§ Work to do
Search the entries for the word "your" and pull out each line that has it.

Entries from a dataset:
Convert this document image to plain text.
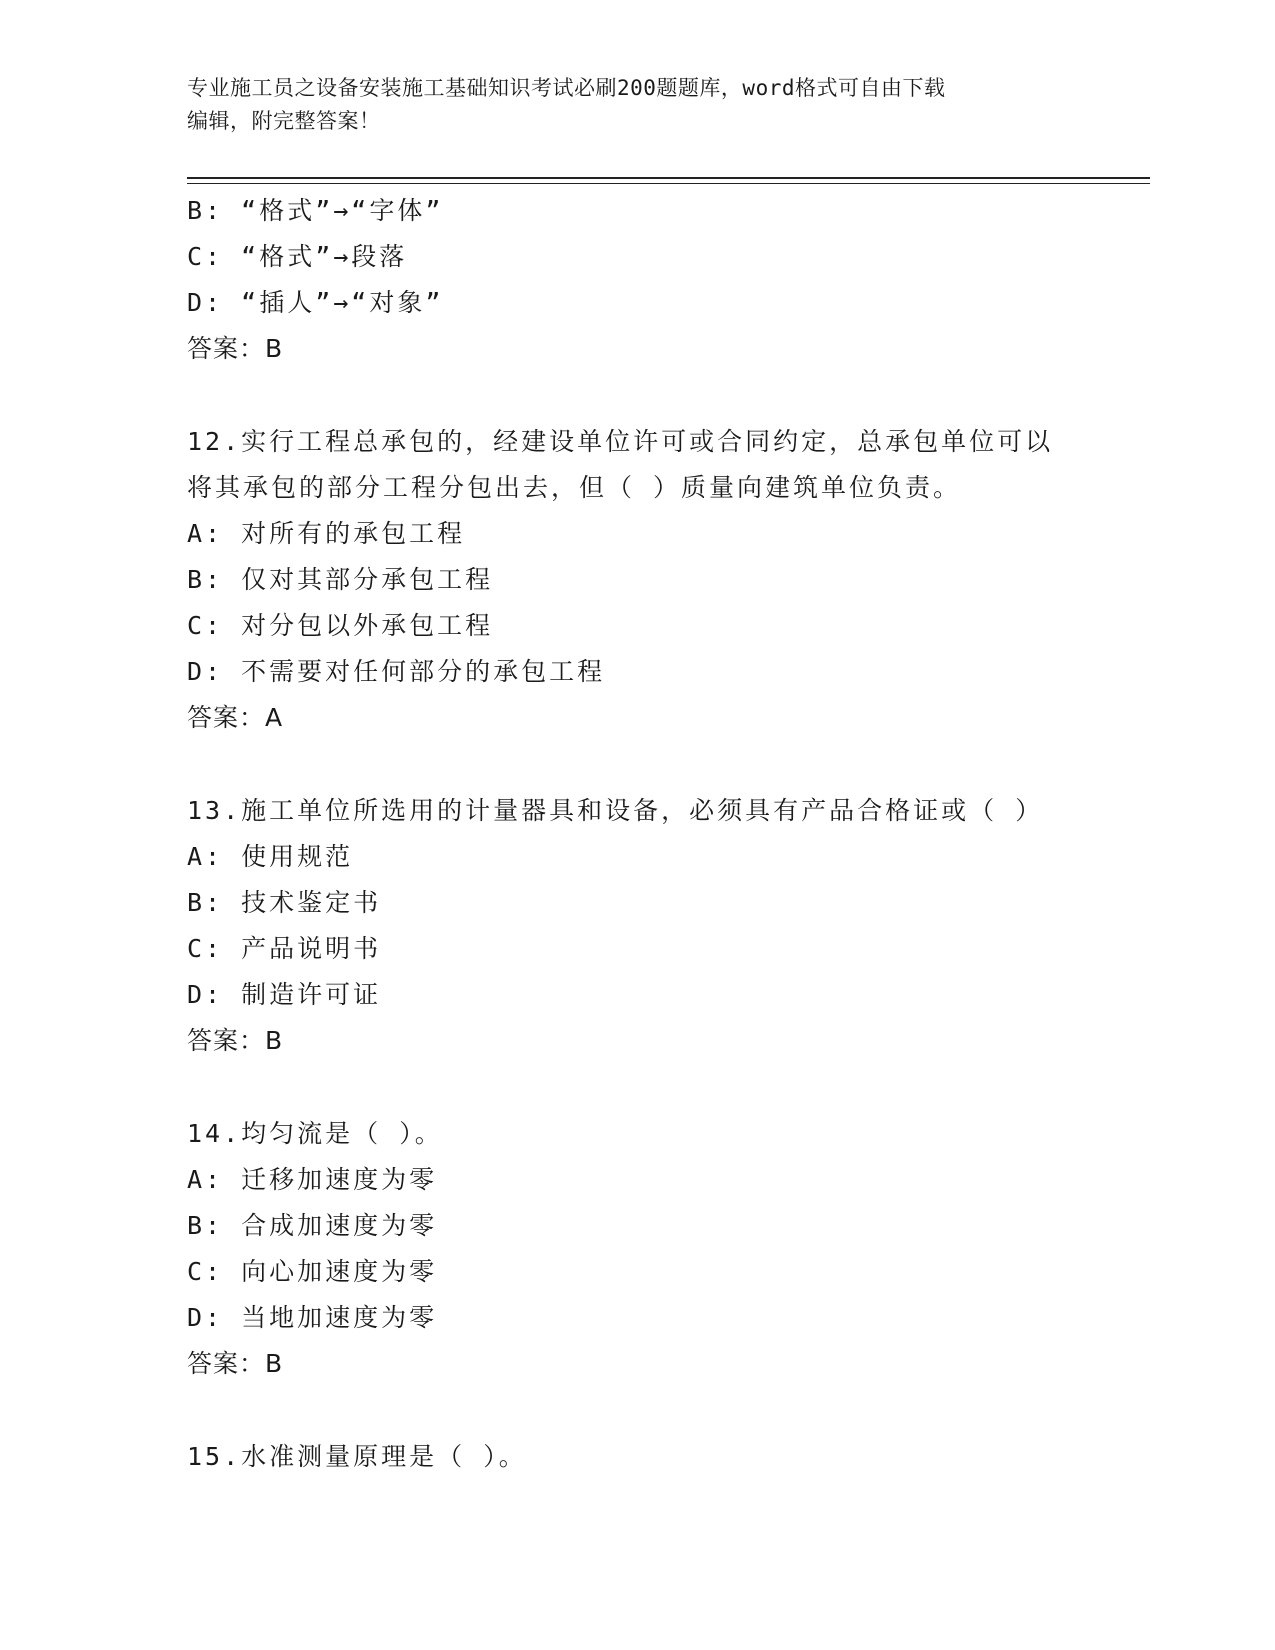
专业施工员之设备安装施工基础知识考试必刷200题题库，word格式可自由下载
编辑，附完整答案！
B: “格式”→“字体”
C: “格式”→段落
D: “插人”→“对象”
答案：B
12.实行工程总承包的，经建设单位许可或合同约定，总承包单位可以
将其承包的部分工程分包出去，但（ ）质量向建筑单位负责。
A: 对所有的承包工程
B: 仅对其部分承包工程
C: 对分包以外承包工程
D: 不需要对任何部分的承包工程
答案：A
13.施工单位所选用的计量器具和设备，必须具有产品合格证或（ ）
A: 使用规范
B: 技术鉴定书
C: 产品说明书
D: 制造许可证
答案：B
14.均匀流是（ ）。
A: 迁移加速度为零
B: 合成加速度为零
C: 向心加速度为零
D: 当地加速度为零
答案：B
15.水准测量原理是（ ）。
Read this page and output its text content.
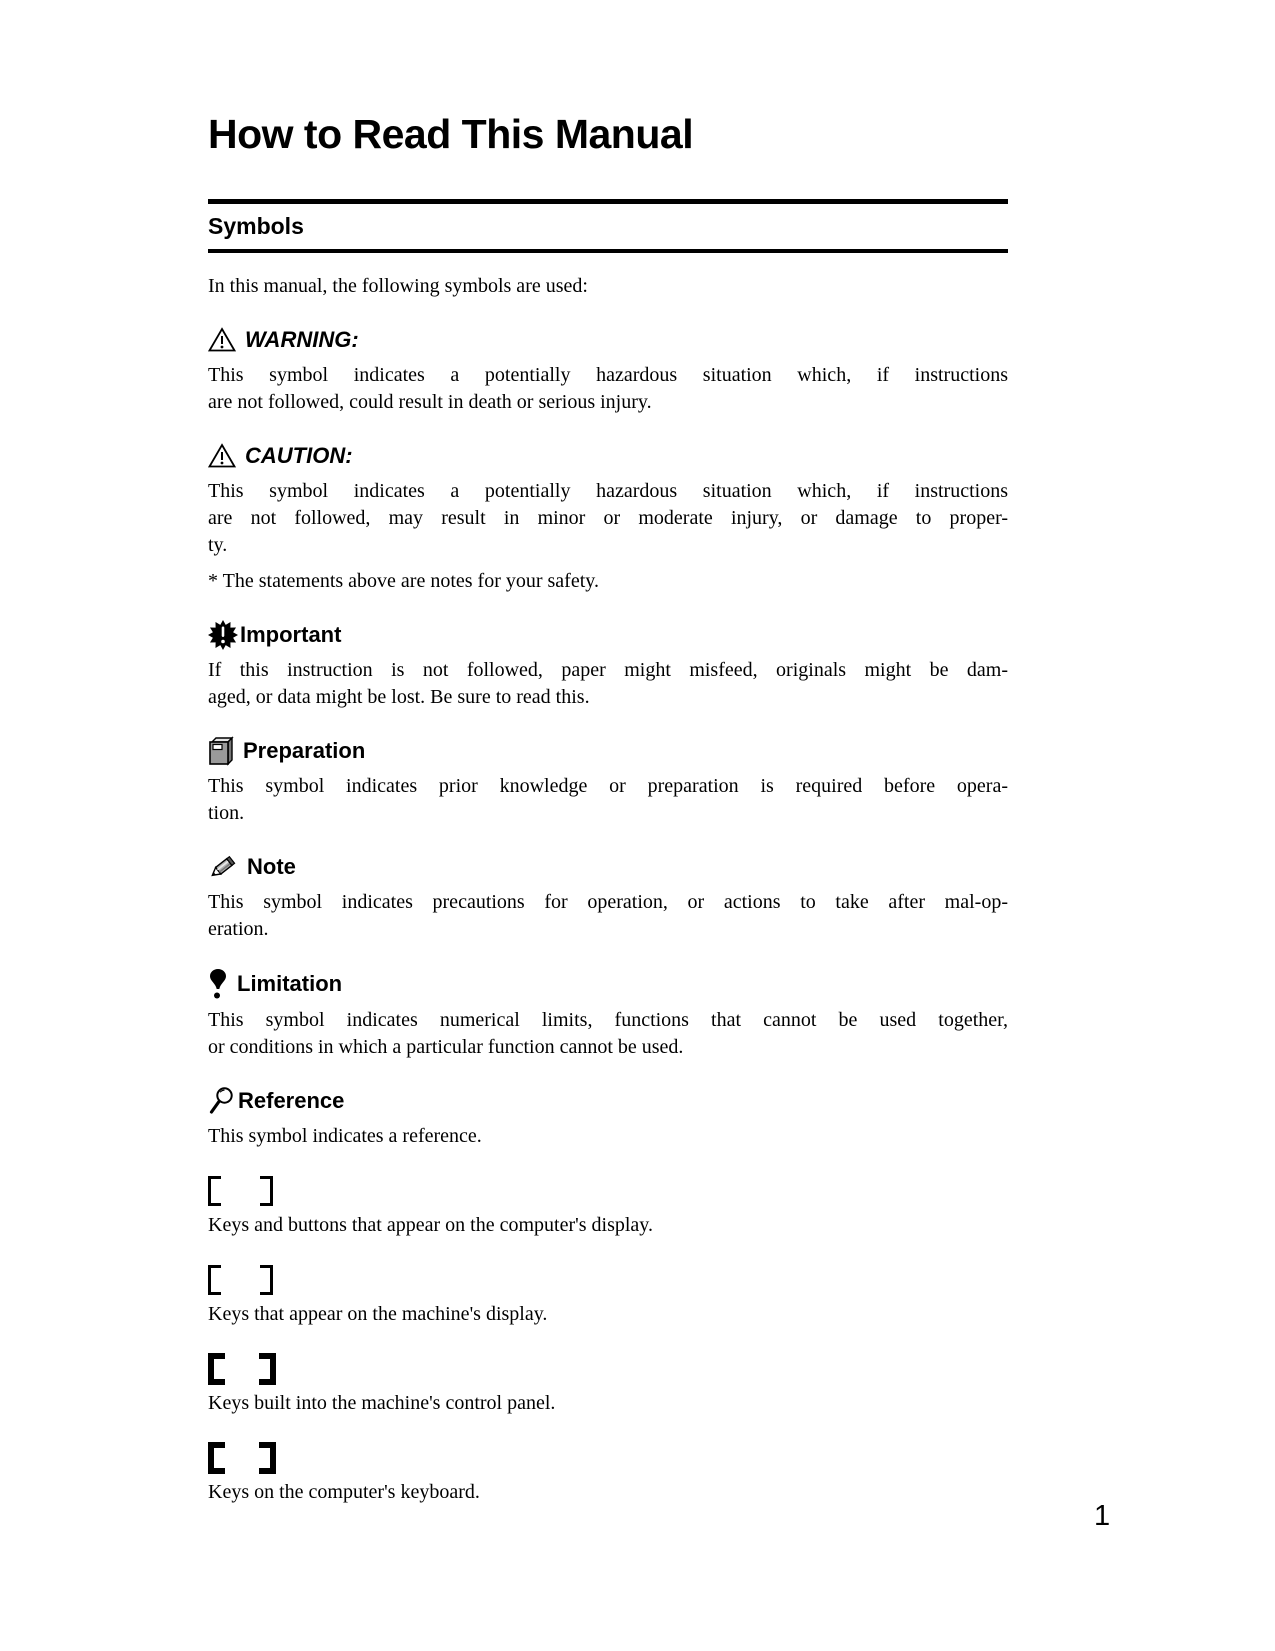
How to Read This Manual
Symbols
In this manual, the following symbols are used:
WARNING:
This symbol indicates a potentially hazardous situation which, if instructions
are not followed, could result in death or serious injury.
CAUTION:
This symbol indicates a potentially hazardous situation which, if instructions
are not followed, may result in minor or moderate injury, or damage to proper-
ty.
* The statements above are notes for your safety.
Important
If this instruction is not followed, paper might misfeed, originals might be dam-
aged, or data might be lost. Be sure to read this.
Preparation
This symbol indicates prior knowledge or preparation is required before opera-
tion.
Note
This symbol indicates precautions for operation, or actions to take after mal-op-
eration.
Limitation
This symbol indicates numerical limits, functions that cannot be used together,
or conditions in which a particular function cannot be used.
Reference
This symbol indicates a reference.
Keys and buttons that appear on the computer's display.
Keys that appear on the machine's display.
Keys built into the machine's control panel.
Keys on the computer's keyboard.
1
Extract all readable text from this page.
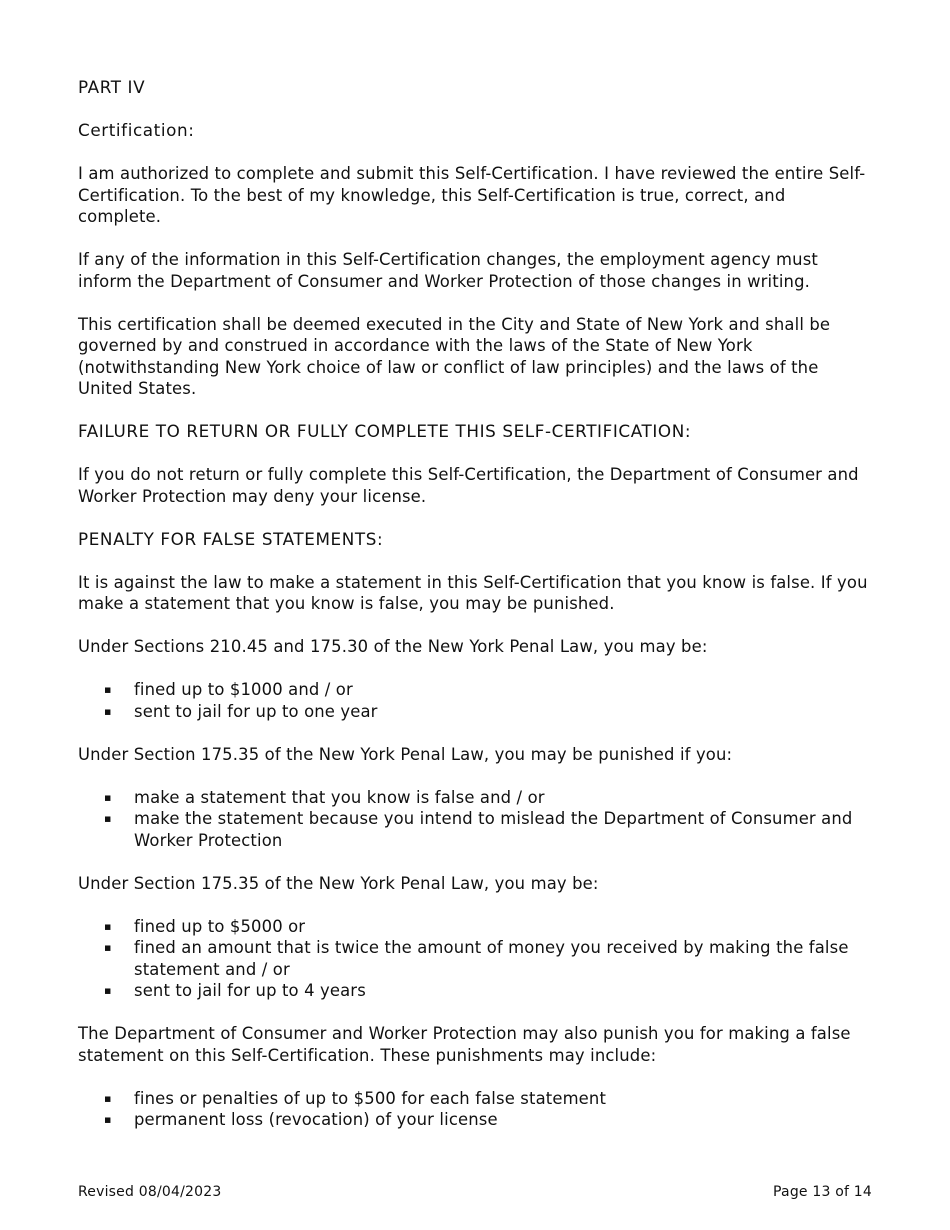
PART IV

Certification:

I am authorized to complete and submit this Self-Certification. I have reviewed the entire Self-Certification. To the best of my knowledge, this Self-Certification is true, correct, and complete.

If any of the information in this Self-Certification changes, the employment agency must inform the Department of Consumer and Worker Protection of those changes in writing.

This certification shall be deemed executed in the City and State of New York and shall be governed by and construed in accordance with the laws of the State of New York (notwithstanding New York choice of law or conflict of law principles) and the laws of the United States.

FAILURE TO RETURN OR FULLY COMPLETE THIS SELF-CERTIFICATION:

If you do not return or fully complete this Self-Certification, the Department of Consumer and Worker Protection may deny your license.

PENALTY FOR FALSE STATEMENTS:

It is against the law to make a statement in this Self-Certification that you know is false. If you make a statement that you know is false, you may be punished.

Under Sections 210.45 and 175.30 of the New York Penal Law, you may be:

▪ fined up to $1000 and / or
▪ sent to jail for up to one year

Under Section 175.35 of the New York Penal Law, you may be punished if you:

▪ make a statement that you know is false and / or
▪ make the statement because you intend to mislead the Department of Consumer and Worker Protection

Under Section 175.35 of the New York Penal Law, you may be:

▪ fined up to $5000 or
▪ fined an amount that is twice the amount of money you received by making the false statement and / or
▪ sent to jail for up to 4 years

The Department of Consumer and Worker Protection may also punish you for making a false statement on this Self-Certification. These punishments may include:

▪ fines or penalties of up to $500 for each false statement
▪ permanent loss (revocation) of your license
Revised 08/04/2023	Page 13 of 14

§ Reply
* The statements above are notes for your safety.
If you do not return or fully complete this Self-Certification, the Department of Consumer and Worker Protection may deny your license.
▪ permanent loss (revocation) of your license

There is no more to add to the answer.